**TO DO**.
Provide nothing beyond the count of lines that include the string "this".

**EXTRACTED RECORDS**.
━━━━━━━━━━━━━━━━

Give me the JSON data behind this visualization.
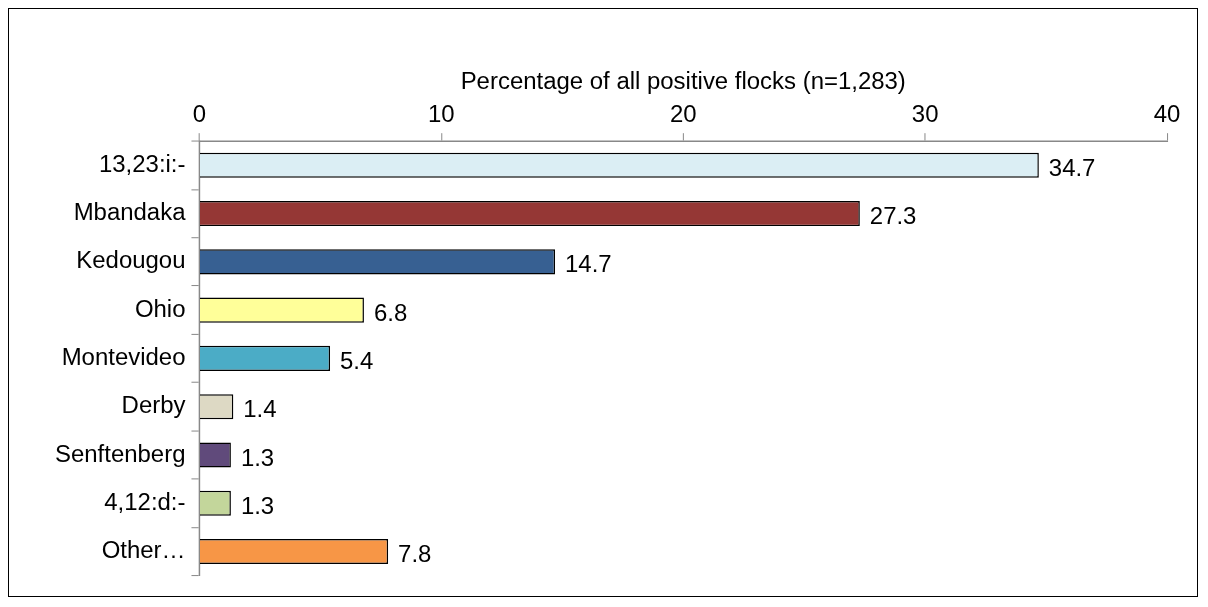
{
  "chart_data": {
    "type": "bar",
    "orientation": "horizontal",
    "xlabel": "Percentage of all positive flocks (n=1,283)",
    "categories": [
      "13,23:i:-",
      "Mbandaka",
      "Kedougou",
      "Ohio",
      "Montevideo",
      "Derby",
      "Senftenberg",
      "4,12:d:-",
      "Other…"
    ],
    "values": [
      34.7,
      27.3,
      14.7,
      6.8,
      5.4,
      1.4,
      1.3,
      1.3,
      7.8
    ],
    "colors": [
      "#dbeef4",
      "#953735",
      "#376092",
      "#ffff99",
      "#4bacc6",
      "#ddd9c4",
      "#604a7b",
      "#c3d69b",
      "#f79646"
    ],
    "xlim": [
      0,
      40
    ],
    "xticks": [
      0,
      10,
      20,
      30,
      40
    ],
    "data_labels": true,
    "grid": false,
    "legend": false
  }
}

━━━━━━━━━━━━━━━━

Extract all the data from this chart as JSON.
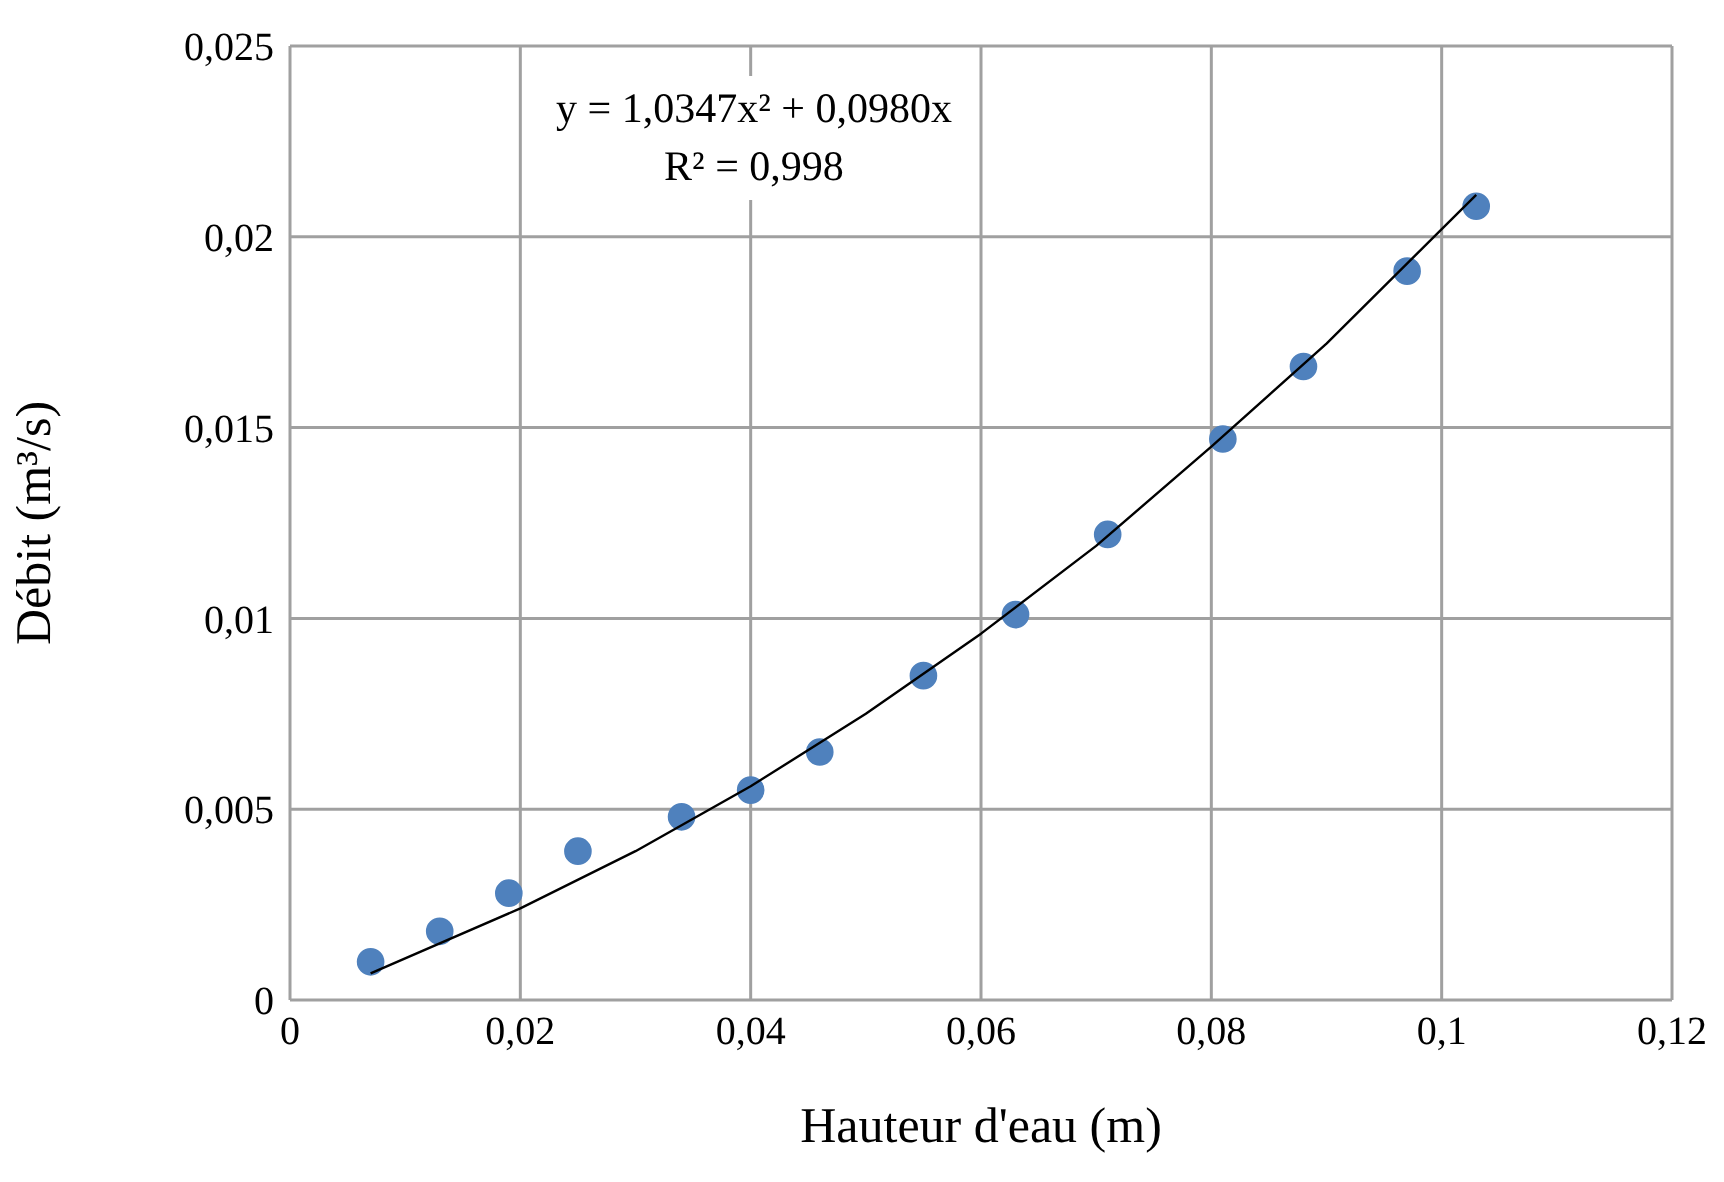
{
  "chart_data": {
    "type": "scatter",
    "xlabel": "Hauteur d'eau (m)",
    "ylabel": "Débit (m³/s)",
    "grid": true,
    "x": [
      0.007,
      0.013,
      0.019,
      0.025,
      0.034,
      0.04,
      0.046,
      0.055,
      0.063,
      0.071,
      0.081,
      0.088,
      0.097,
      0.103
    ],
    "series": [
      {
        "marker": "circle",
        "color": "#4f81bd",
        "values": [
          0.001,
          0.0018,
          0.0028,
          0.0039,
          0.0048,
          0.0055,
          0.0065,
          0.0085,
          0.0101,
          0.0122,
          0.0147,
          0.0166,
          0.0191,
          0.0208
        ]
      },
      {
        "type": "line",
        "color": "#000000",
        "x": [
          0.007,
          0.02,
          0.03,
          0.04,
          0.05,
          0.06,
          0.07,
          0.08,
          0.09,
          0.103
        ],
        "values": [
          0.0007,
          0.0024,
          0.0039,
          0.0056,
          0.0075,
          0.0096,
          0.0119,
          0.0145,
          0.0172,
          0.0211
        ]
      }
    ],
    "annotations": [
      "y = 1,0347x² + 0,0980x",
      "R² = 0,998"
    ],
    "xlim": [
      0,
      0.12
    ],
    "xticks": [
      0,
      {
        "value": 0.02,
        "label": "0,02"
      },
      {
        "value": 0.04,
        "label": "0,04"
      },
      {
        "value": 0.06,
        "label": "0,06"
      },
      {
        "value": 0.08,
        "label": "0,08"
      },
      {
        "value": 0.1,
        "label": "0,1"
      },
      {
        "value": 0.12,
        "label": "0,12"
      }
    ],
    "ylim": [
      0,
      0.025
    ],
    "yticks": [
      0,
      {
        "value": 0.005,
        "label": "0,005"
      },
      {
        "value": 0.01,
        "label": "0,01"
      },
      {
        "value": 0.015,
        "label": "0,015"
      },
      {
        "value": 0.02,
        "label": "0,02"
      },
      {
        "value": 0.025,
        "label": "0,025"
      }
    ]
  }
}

━━━━━━━━━━━━━━━━

**OUTPUT OF THE TASK**.
2